** TASK REQUIREMENTS **
Within the listing below, locate all lines containing the word "peut". Copy each one.

#### RECORDS TO USE ####

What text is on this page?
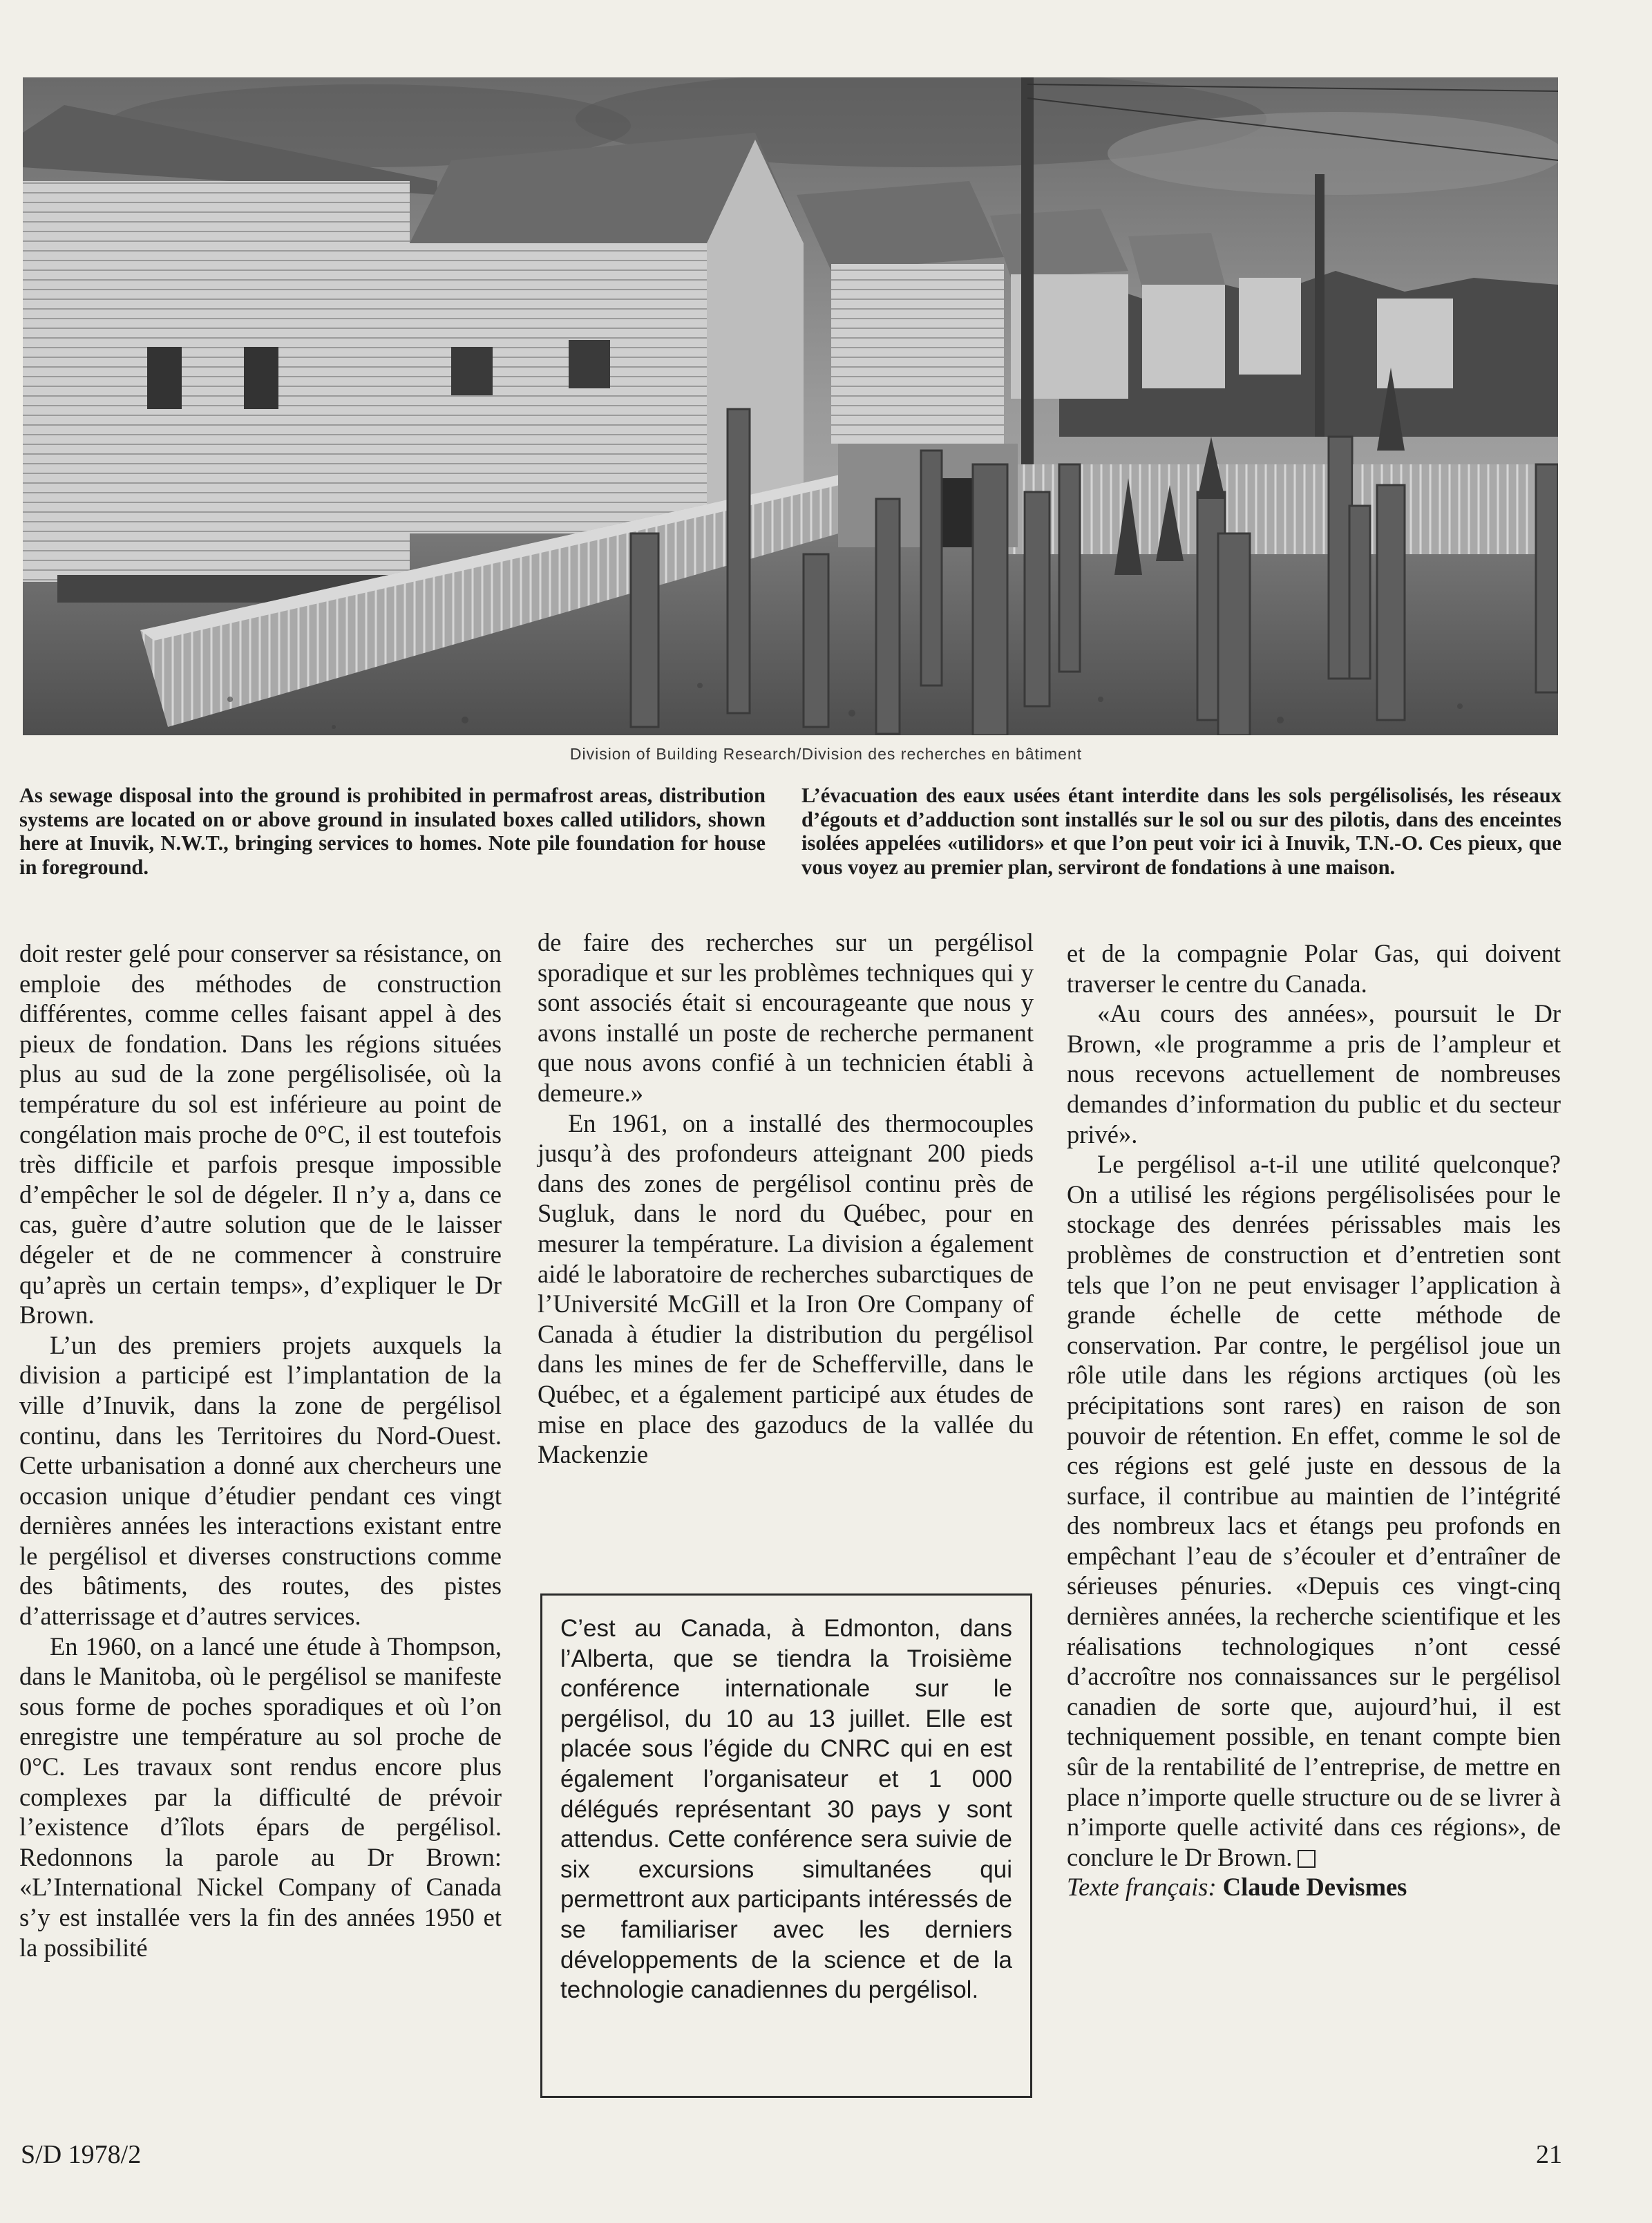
Division of Building Research/Division des recherches en bâtiment
As sewage disposal into the ground is prohibited in permafrost areas, distribution systems are located on or above ground in insulated boxes called utilidors, shown here at Inuvik, N.W.T., bringing services to homes. Note pile foundation for house in foreground.
L’évacuation des eaux usées étant interdite dans les sols pergélisolisés, les réseaux d’égouts et d’adduction sont installés sur le sol ou sur des pilotis, dans des enceintes isolées appelées «utilidors» et que l’on peut voir ici à Inuvik, T.N.-O. Ces pieux, que vous voyez au premier plan, serviront de fondations à une maison.

doit rester gelé pour conserver sa résistance, on emploie des méthodes de construction différentes, comme celles faisant appel à des pieux de fondation. Dans les régions situées plus au sud de la zone pergélisolisée, où la température du sol est inférieure au point de congélation mais proche de 0°C, il est toutefois très difficile et parfois presque impossible d’empêcher le sol de dégeler. Il n’y a, dans ce cas, guère d’autre solution que de le laisser dégeler et de ne commencer à construire qu’après un certain temps», d’expliquer le Dr Brown.

L’un des premiers projets auxquels la division a participé est l’implantation de la ville d’Inuvik, dans la zone de pergélisol continu, dans les Territoires du Nord-Ouest. Cette urbanisation a donné aux chercheurs une occasion unique d’étudier pendant ces vingt dernières années les interactions existant entre le pergélisol et diverses constructions comme des bâtiments, des routes, des pistes d’atterrissage et d’autres services.

En 1960, on a lancé une étude à Thompson, dans le Manitoba, où le pergélisol se manifeste sous forme de poches sporadiques et où l’on enregistre une température au sol proche de 0°C. Les travaux sont rendus encore plus complexes par la difficulté de prévoir l’existence d’îlots épars de pergélisol. Redonnons la parole au Dr Brown: «L’International Nickel Company of Canada s’y est installée vers la fin des années 1950 et la possibilité

de faire des recherches sur un pergélisol sporadique et sur les problèmes techniques qui y sont associés était si encourageante que nous y avons installé un poste de recherche permanent que nous avons confié à un technicien établi à demeure.»

En 1961, on a installé des thermocouples jusqu’à des profondeurs atteignant 200 pieds dans des zones de pergélisol continu près de Sugluk, dans le nord du Québec, pour en mesurer la température. La division a également aidé le laboratoire de recherches subarctiques de l’Université McGill et la Iron Ore Company of Canada à étudier la distribution du pergélisol dans les mines de fer de Schefferville, dans le Québec, et a également participé aux études de mise en place des gazoducs de la vallée du Mackenzie

C’est au Canada, à Edmonton, dans l’Alberta, que se tiendra la Troisième conférence internationale sur le pergélisol, du 10 au 13 juillet. Elle est placée sous l’égide du CNRC qui en est également l’organisateur et 1 000 délégués représentant 30 pays y sont attendus. Cette conférence sera suivie de six excursions simultanées qui permettront aux participants intéressés de se familiariser avec les derniers développements de la science et de la technologie canadiennes du pergélisol.

et de la compagnie Polar Gas, qui doivent traverser le centre du Canada.

«Au cours des années», poursuit le Dr Brown, «le programme a pris de l’ampleur et nous recevons actuellement de nombreuses demandes d’information du public et du secteur privé».

Le pergélisol a-t-il une utilité quelconque? On a utilisé les régions pergélisolisées pour le stockage des denrées périssables mais les problèmes de construction et d’entretien sont tels que l’on ne peut envisager l’application à grande échelle de cette méthode de conservation. Par contre, le pergélisol joue un rôle utile dans les régions arctiques (où les précipitations sont rares) en raison de son pouvoir de rétention. En effet, comme le sol de ces régions est gelé juste en dessous de la surface, il contribue au maintien de l’intégrité des nombreux lacs et étangs peu profonds en empêchant l’eau de s’écouler et d’entraîner de sérieuses pénuries. «Depuis ces vingt-cinq dernières années, la recherche scientifique et les réalisations technologiques n’ont cessé d’accroître nos connaissances sur le pergélisol canadien de sorte que, aujourd’hui, il est techniquement possible, en tenant compte bien sûr de la rentabilité de l’entreprise, de mettre en place n’importe quelle structure ou de se livrer à n’importe quelle activité dans ces régions», de conclure le Dr Brown.

Texte français: Claude Devismes

S/D 1978/2	21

####

** COMPLETED TASK **
L’évacuation des eaux usées étant interdite dans les sols pergélisolisés, les réseaux d’égouts et d’adduction sont installés sur le sol ou sur des pilotis, dans des enceintes isolées appelées «utilidors» et que l’on peut voir ici à Inuvik, T.N.-O. Ces pieux, que vous voyez au premier plan, serviront de fondations à une maison.
Le pergélisol a-t-il une utilité quelconque? On a utilisé les régions pergélisolisées pour le stockage des denrées périssables mais les problèmes de construction et d’entretien sont tels que l’on ne peut envisager l’application à grande échelle de cette méthode de conservation. Par contre, le pergélisol joue un rôle utile dans les régions arctiques (où les précipitations sont rares) en raison de son pouvoir de rétention. En effet, comme le sol de ces régions est gelé juste en dessous de la surface, il contribue au maintien de l’intégrité des nombreux lacs et étangs peu profonds en empêchant l’eau de s’écouler et d’entraîner de sérieuses pénuries. «Depuis ces vingt-cinq dernières années, la recherche scientifique et les réalisations technologiques n’ont cessé d’accroître nos connaissances sur le pergélisol canadien de sorte que, aujourd’hui, il est techniquement possible, en tenant compte bien sûr de la rentabilité de l’entreprise, de mettre en place n’importe quelle structure ou de se livrer à n’importe quelle activité dans ces régions», de conclure le Dr Brown.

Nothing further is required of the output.